**What is being asked:** Each line that follows should be printed again exactly as it stands.

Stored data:

☆ ☆ ☆ ☆

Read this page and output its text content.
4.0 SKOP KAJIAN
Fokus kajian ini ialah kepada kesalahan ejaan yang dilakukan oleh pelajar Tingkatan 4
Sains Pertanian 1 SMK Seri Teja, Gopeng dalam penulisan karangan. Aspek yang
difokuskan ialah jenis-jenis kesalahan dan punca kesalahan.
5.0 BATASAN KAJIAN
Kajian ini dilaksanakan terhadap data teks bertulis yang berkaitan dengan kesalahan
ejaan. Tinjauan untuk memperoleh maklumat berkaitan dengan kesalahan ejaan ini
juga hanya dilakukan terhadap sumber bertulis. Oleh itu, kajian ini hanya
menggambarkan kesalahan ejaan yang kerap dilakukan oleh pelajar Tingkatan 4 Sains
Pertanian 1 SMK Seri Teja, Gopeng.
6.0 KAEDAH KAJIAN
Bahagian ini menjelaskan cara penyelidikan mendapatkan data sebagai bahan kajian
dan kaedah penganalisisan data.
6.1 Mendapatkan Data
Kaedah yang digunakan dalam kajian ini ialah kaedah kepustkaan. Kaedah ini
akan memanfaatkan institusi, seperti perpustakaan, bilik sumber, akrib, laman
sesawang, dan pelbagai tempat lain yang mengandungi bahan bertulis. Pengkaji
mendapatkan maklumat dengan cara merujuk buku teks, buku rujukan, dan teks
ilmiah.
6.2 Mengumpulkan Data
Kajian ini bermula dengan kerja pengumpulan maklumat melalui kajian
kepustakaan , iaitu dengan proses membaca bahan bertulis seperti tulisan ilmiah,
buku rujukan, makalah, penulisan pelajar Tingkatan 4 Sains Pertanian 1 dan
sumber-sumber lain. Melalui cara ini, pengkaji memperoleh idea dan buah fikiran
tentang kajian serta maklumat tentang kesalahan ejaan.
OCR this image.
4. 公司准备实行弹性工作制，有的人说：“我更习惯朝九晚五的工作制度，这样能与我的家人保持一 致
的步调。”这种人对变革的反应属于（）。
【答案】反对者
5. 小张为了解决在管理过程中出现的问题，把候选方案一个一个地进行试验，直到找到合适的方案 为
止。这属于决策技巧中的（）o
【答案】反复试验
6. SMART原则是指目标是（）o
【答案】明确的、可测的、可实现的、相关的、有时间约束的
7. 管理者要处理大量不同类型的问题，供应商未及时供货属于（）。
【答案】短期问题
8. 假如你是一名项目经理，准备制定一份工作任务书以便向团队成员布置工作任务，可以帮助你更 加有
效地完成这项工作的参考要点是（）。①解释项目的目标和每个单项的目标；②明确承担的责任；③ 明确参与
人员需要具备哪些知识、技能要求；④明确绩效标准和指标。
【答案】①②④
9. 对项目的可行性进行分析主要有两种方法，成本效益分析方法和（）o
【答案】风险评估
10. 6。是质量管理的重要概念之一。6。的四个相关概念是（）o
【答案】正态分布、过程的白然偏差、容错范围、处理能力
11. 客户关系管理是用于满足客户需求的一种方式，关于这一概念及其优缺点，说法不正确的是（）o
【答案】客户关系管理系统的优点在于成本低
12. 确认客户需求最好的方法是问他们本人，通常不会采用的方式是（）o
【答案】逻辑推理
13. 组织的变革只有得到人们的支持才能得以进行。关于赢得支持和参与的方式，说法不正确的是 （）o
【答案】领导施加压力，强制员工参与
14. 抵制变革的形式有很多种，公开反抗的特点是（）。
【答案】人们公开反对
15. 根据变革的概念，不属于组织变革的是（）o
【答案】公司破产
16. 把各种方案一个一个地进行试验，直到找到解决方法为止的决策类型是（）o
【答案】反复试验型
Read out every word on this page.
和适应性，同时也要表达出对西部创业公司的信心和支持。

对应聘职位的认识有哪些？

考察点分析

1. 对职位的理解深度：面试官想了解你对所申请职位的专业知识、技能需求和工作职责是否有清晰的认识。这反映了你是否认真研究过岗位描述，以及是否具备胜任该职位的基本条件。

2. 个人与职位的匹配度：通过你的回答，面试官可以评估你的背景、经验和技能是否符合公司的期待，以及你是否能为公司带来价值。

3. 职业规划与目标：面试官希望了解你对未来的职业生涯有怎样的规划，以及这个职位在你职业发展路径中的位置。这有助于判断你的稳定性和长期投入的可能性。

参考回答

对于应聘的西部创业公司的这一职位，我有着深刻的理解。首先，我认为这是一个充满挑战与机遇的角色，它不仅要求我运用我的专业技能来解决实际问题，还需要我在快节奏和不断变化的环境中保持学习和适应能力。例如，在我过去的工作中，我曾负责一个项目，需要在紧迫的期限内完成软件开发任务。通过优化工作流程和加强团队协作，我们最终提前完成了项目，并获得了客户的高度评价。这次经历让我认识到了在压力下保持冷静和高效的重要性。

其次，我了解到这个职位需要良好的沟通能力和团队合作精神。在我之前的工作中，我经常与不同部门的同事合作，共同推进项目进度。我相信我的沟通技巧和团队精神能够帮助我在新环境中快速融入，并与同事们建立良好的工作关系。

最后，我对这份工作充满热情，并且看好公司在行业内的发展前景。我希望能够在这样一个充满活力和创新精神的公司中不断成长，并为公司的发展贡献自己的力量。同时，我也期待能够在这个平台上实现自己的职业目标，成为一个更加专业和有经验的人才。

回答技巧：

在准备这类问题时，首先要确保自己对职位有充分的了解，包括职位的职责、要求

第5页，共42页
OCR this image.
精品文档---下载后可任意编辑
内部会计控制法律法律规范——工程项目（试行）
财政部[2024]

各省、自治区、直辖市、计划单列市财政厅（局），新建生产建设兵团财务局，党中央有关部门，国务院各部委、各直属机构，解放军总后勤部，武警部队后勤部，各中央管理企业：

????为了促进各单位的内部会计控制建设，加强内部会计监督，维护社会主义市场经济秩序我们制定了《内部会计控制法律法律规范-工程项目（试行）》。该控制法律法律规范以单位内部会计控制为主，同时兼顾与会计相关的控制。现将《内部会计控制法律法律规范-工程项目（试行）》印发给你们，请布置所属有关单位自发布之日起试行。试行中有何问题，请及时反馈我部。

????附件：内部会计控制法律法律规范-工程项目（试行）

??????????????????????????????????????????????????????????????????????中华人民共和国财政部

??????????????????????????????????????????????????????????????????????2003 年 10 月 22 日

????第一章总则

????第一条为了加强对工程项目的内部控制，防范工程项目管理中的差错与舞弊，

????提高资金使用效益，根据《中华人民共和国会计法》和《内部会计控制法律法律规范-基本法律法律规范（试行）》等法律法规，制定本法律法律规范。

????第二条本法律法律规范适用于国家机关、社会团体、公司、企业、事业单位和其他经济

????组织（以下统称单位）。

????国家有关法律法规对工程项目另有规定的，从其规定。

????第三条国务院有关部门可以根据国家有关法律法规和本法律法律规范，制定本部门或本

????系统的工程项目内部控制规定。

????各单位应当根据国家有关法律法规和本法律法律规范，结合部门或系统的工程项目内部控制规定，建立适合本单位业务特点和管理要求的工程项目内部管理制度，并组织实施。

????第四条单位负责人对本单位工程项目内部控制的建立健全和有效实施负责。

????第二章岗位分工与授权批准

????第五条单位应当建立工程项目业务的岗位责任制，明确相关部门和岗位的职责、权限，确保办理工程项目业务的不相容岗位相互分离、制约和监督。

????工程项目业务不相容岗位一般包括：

☆ ☆ ☆ ☆

**Written answer:**
Read this page and output its text content.
4.0 SKOP KAJIAN
Fokus kajian ini ialah kepada kesalahan ejaan yang dilakukan oleh pelajar Tingkatan 4
Sains Pertanian 1 SMK Seri Teja, Gopeng dalam penulisan karangan. Aspek yang
difokuskan ialah jenis-jenis kesalahan dan punca kesalahan.
5.0 BATASAN KAJIAN
Kajian ini dilaksanakan terhadap data teks bertulis yang berkaitan dengan kesalahan
ejaan. Tinjauan untuk memperoleh maklumat berkaitan dengan kesalahan ejaan ini
juga hanya dilakukan terhadap sumber bertulis. Oleh itu, kajian ini hanya
menggambarkan kesalahan ejaan yang kerap dilakukan oleh pelajar Tingkatan 4 Sains
Pertanian 1 SMK Seri Teja, Gopeng.
6.0 KAEDAH KAJIAN
Bahagian ini menjelaskan cara penyelidikan mendapatkan data sebagai bahan kajian
dan kaedah penganalisisan data.
6.1 Mendapatkan Data
Kaedah yang digunakan dalam kajian ini ialah kaedah kepustkaan. Kaedah ini
akan memanfaatkan institusi, seperti perpustakaan, bilik sumber, akrib, laman
sesawang, dan pelbagai tempat lain yang mengandungi bahan bertulis. Pengkaji
mendapatkan maklumat dengan cara merujuk buku teks, buku rujukan, dan teks
ilmiah.
6.2 Mengumpulkan Data
Kajian ini bermula dengan kerja pengumpulan maklumat melalui kajian
kepustakaan , iaitu dengan proses membaca bahan bertulis seperti tulisan ilmiah,
buku rujukan, makalah, penulisan pelajar Tingkatan 4 Sains Pertanian 1 dan
sumber-sumber lain. Melalui cara ini, pengkaji memperoleh idea dan buah fikiran
tentang kajian serta maklumat tentang kesalahan ejaan.
OCR this image.
4. 公司准备实行弹性工作制，有的人说：“我更习惯朝九晚五的工作制度，这样能与我的家人保持一 致
的步调。”这种人对变革的反应属于（）。
【答案】反对者
5. 小张为了解决在管理过程中出现的问题，把候选方案一个一个地进行试验，直到找到合适的方案 为
止。这属于决策技巧中的（）o
【答案】反复试验
6. SMART原则是指目标是（）o
【答案】明确的、可测的、可实现的、相关的、有时间约束的
7. 管理者要处理大量不同类型的问题，供应商未及时供货属于（）。
【答案】短期问题
8. 假如你是一名项目经理，准备制定一份工作任务书以便向团队成员布置工作任务，可以帮助你更 加有
效地完成这项工作的参考要点是（）。①解释项目的目标和每个单项的目标；②明确承担的责任；③ 明确参与
人员需要具备哪些知识、技能要求；④明确绩效标准和指标。
【答案】①②④
9. 对项目的可行性进行分析主要有两种方法，成本效益分析方法和（）o
【答案】风险评估
10. 6。是质量管理的重要概念之一。6。的四个相关概念是（）o
【答案】正态分布、过程的白然偏差、容错范围、处理能力
11. 客户关系管理是用于满足客户需求的一种方式，关于这一概念及其优缺点，说法不正确的是（）o
【答案】客户关系管理系统的优点在于成本低
12. 确认客户需求最好的方法是问他们本人，通常不会采用的方式是（）o
【答案】逻辑推理
13. 组织的变革只有得到人们的支持才能得以进行。关于赢得支持和参与的方式，说法不正确的是 （）o
【答案】领导施加压力，强制员工参与
14. 抵制变革的形式有很多种，公开反抗的特点是（）。
【答案】人们公开反对
15. 根据变革的概念，不属于组织变革的是（）o
【答案】公司破产
16. 把各种方案一个一个地进行试验，直到找到解决方法为止的决策类型是（）o
【答案】反复试验型
Read out every word on this page.
和适应性，同时也要表达出对西部创业公司的信心和支持。

对应聘职位的认识有哪些？

考察点分析

1. 对职位的理解深度：面试官想了解你对所申请职位的专业知识、技能需求和工作职责是否有清晰的认识。这反映了你是否认真研究过岗位描述，以及是否具备胜任该职位的基本条件。

2. 个人与职位的匹配度：通过你的回答，面试官可以评估你的背景、经验和技能是否符合公司的期待，以及你是否能为公司带来价值。

3. 职业规划与目标：面试官希望了解你对未来的职业生涯有怎样的规划，以及这个职位在你职业发展路径中的位置。这有助于判断你的稳定性和长期投入的可能性。

参考回答

对于应聘的西部创业公司的这一职位，我有着深刻的理解。首先，我认为这是一个充满挑战与机遇的角色，它不仅要求我运用我的专业技能来解决实际问题，还需要我在快节奏和不断变化的环境中保持学习和适应能力。例如，在我过去的工作中，我曾负责一个项目，需要在紧迫的期限内完成软件开发任务。通过优化工作流程和加强团队协作，我们最终提前完成了项目，并获得了客户的高度评价。这次经历让我认识到了在压力下保持冷静和高效的重要性。

其次，我了解到这个职位需要良好的沟通能力和团队合作精神。在我之前的工作中，我经常与不同部门的同事合作，共同推进项目进度。我相信我的沟通技巧和团队精神能够帮助我在新环境中快速融入，并与同事们建立良好的工作关系。

最后，我对这份工作充满热情，并且看好公司在行业内的发展前景。我希望能够在这样一个充满活力和创新精神的公司中不断成长，并为公司的发展贡献自己的力量。同时，我也期待能够在这个平台上实现自己的职业目标，成为一个更加专业和有经验的人才。

回答技巧：

在准备这类问题时，首先要确保自己对职位有充分的了解，包括职位的职责、要求

第5页，共42页
OCR this image.
精品文档---下载后可任意编辑
内部会计控制法律法律规范——工程项目（试行）
财政部[2024]

各省、自治区、直辖市、计划单列市财政厅（局），新建生产建设兵团财务局，党中央有关部门，国务院各部委、各直属机构，解放军总后勤部，武警部队后勤部，各中央管理企业：

????为了促进各单位的内部会计控制建设，加强内部会计监督，维护社会主义市场经济秩序我们制定了《内部会计控制法律法律规范-工程项目（试行）》。该控制法律法律规范以单位内部会计控制为主，同时兼顾与会计相关的控制。现将《内部会计控制法律法律规范-工程项目（试行）》印发给你们，请布置所属有关单位自发布之日起试行。试行中有何问题，请及时反馈我部。

????附件：内部会计控制法律法律规范-工程项目（试行）

??????????????????????????????????????????????????????????????????????中华人民共和国财政部

??????????????????????????????????????????????????????????????????????2003 年 10 月 22 日

????第一章总则

????第一条为了加强对工程项目的内部控制，防范工程项目管理中的差错与舞弊，

????提高资金使用效益，根据《中华人民共和国会计法》和《内部会计控制法律法律规范-基本法律法律规范（试行）》等法律法规，制定本法律法律规范。

????第二条本法律法律规范适用于国家机关、社会团体、公司、企业、事业单位和其他经济

????组织（以下统称单位）。

????国家有关法律法规对工程项目另有规定的，从其规定。

????第三条国务院有关部门可以根据国家有关法律法规和本法律法律规范，制定本部门或本

????系统的工程项目内部控制规定。

????各单位应当根据国家有关法律法规和本法律法律规范，结合部门或系统的工程项目内部控制规定，建立适合本单位业务特点和管理要求的工程项目内部管理制度，并组织实施。

????第四条单位负责人对本单位工程项目内部控制的建立健全和有效实施负责。

????第二章岗位分工与授权批准

????第五条单位应当建立工程项目业务的岗位责任制，明确相关部门和岗位的职责、权限，确保办理工程项目业务的不相容岗位相互分离、制约和监督。

????工程项目业务不相容岗位一般包括：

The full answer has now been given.